[Instructions for the task] Tally the lines in the listing below that contain "литовцев" and report the tally alone.

-----

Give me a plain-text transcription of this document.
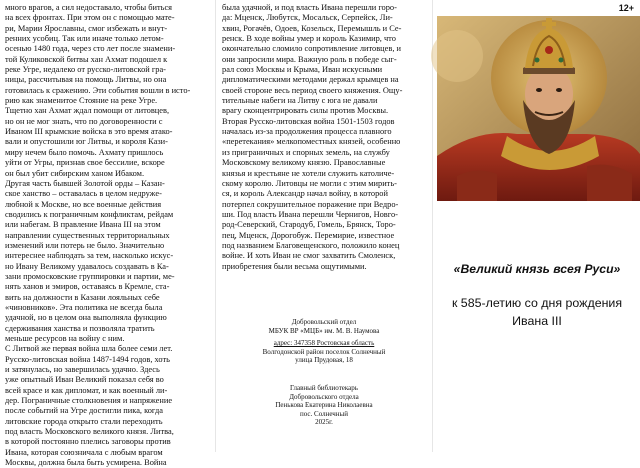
много врагов, а сил недоставало, чтобы биться
на всех фронтах. При этом он с помощью мате-
ри, Марии Ярославны, смог избежать и внут-
ренних усобиц. Так или иначе только летом-
осенью 1480 года, через сто лет после знамени-
той Куликовской битвы хан Ахмат подошел к
реке Угре, недалеко от русско-литовской гра-
ницы, рассчитывая на помощь Литвы, но она
готовилась к сражению. Эти события вошли в исто-
рию как знаменитое Стояние на реке Угре.
Тщетно хан Ахмат ждал помощи от литовцев,
но он не мог знать, что по договоренности с
Иваном III крымские войска в это время атако-
вали и опустошили юг Литвы, и короля Кази-
миру нечем было помочь. Ахмату пришлось
уйти от Угры, признав свое бессилие, вскоре
он был убит сибирским ханом Ибаком.
Другая часть бывшей Золотой орды – Казан-
ское ханство – оставалась в целом недруже-
любной к Москве, но все военные действия
сводились к пограничным конфликтам, рейдам
или набегам. В правление Ивана III на этом
направлении существенных территориальных
изменений или потерь не было. Значительно
интереснее наблюдать за тем, насколько искус-
но Ивану Великому удавалось создавать в Ка-
зани промосковские группировки и партии, ме-
нять ханов и эмиров, оставаясь в Кремле, ста-
вить на должности в Казани лояльных себе
«чиновников». Эта политика не всегда была
удачной, но в целом она выполняла функцию
сдерживания ханства и позволяла тратить
меньше ресурсов на войну с ним.
С Литвой же первая война шла более семи лет.
Русско-литовская война 1487-1494 годов, хоть
и затянулась, но завершилась удачно. Здесь
уже опытный Иван Великий показал себя во
всей красе и как дипломат, и как военный ли-
дер. Пограничные столкновения и напряжение
после событий на Угре достигли пика, когда
литовские города открыто стали переходить
под власть Московского великого князя. Литва,
в которой постоянно плелись заговоры против
Ивана, которая союзничала с любым врагом
Москвы, должна была быть усмирена. Война

была удачной, и под власть Ивана перешли горо-
да: Мценск, Любутск, Мосальск, Серпейск, Ли-
хвин, Рогачёв, Одоев, Козельск, Перемышль и Се-
ренск. В ходе войны умер и король Казимир, что
окончательно сломило сопротивление литовцев, и
они запросили мира. Важную роль в победе сыг-
рал союз Москвы и Крыма, Иван искусными
дипломатическими методами держал крымцев на
своей стороне весь период своего княжения. Ощу-
тительные набеги на Литву с юга не давали
врагу сконцентрировать силы против Москвы.
Вторая Русско-литовская война 1501-1503 годов
началась из-за продолжения процесса плавного
«перетекания» мелкопоместных князей, особенно
из приграничных и спорных земель, на службу
Московскому великому князю. Православные
князья и крестьяне не хотели служить католиче-
скому королю. Литовцы не могли с этим мирить-
ся, и король Александр начал войну, в которой
потерпел сокрушительное поражение при Ведро-
ши. Под власть Ивана перешли Чернигов, Новго-
род-Северский, Стародуб, Гомель, Брянск, Торо-
пец, Мценск, Дорогобуж. Перемирие, известное
под названием Благовещенского, положило конец
войне. И хоть Иван не смог захватить Смоленск,
приобретения были весьма ощутимыми.

Добровольский отдел
МБУК ВР «МЦБ» им. М. В. Наумова
адрес: 347358 Ростовская область
Волгодонской район поселок Солнечный
улица Прудовая, 18
Главный библиотекарь
Добровольского отдела
Пенькова Екатерина Николаевна
пос. Солнечный
2025г.
12+
«Великий князь всея Руси»
к 585-летию со дня рождения
Ивана III
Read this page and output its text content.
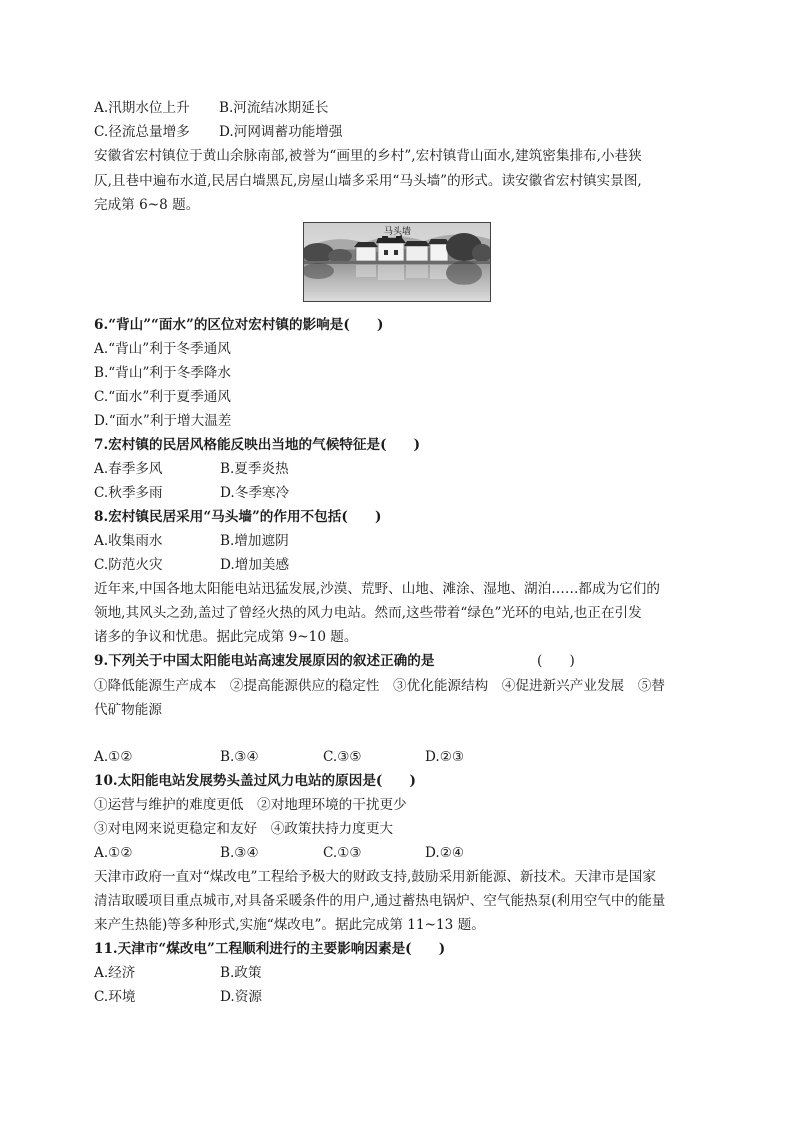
A.汛期水位上升 B.河流结冰期延长
C.径流总量增多 D.河网调蓄功能增强
安徽省宏村镇位于黄山余脉南部,被誉为“画里的乡村”,宏村镇背山面水,建筑密集排布,小巷狭
仄,且巷中遍布水道,民居白墙黑瓦,房屋山墙多采用“马头墙”的形式。读安徽省宏村镇实景图,
完成第 6~8 题。
马头墙
6.“背山”“面水”的区位对宏村镇的影响是(　　)
A.“背山”利于冬季通风
B.“背山”利于冬季降水
C.“面水”利于夏季通风
D.“面水”利于增大温差
7.宏村镇的民居风格能反映出当地的气候特征是(　　)
A.春季多风	B.夏季炎热
C.秋季多雨	D.冬季寒冷
8.宏村镇民居采用“马头墙”的作用不包括(　　)
A.收集雨水	B.增加遮阴
C.防范火灾	D.增加美感
近年来,中国各地太阳能电站迅猛发展,沙漠、荒野、山地、滩涂、湿地、湖泊……都成为它们的
领地,其风头之劲,盖过了曾经火热的风力电站。然而,这些带着“绿色”光环的电站,也正在引发
诸多的争议和忧患。据此完成第 9~10 题。
9.下列关于中国太阳能电站高速发展原因的叙述正确的是	(　　)
①降低能源生产成本　②提高能源供应的稳定性　③优化能源结构　④促进新兴产业发展　⑤替
代矿物能源
A.①②	B.③④	C.③⑤	D.②③
10.太阳能电站发展势头盖过风力电站的原因是(　　)
①运营与维护的难度更低　②对地理环境的干扰更少
③对电网来说更稳定和友好　④政策扶持力度更大
A.①②	B.③④	C.①③	D.②④
天津市政府一直对“煤改电”工程给予极大的财政支持,鼓励采用新能源、新技术。天津市是国家
清洁取暖项目重点城市,对具备采暖条件的用户,通过蓄热电锅炉、空气能热泵(利用空气中的能量
来产生热能)等多种形式,实施“煤改电”。据此完成第 11~13 题。
11.天津市“煤改电”工程顺利进行的主要影响因素是(　　)
A.经济	B.政策
C.环境	D.资源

-----

[Reply] 2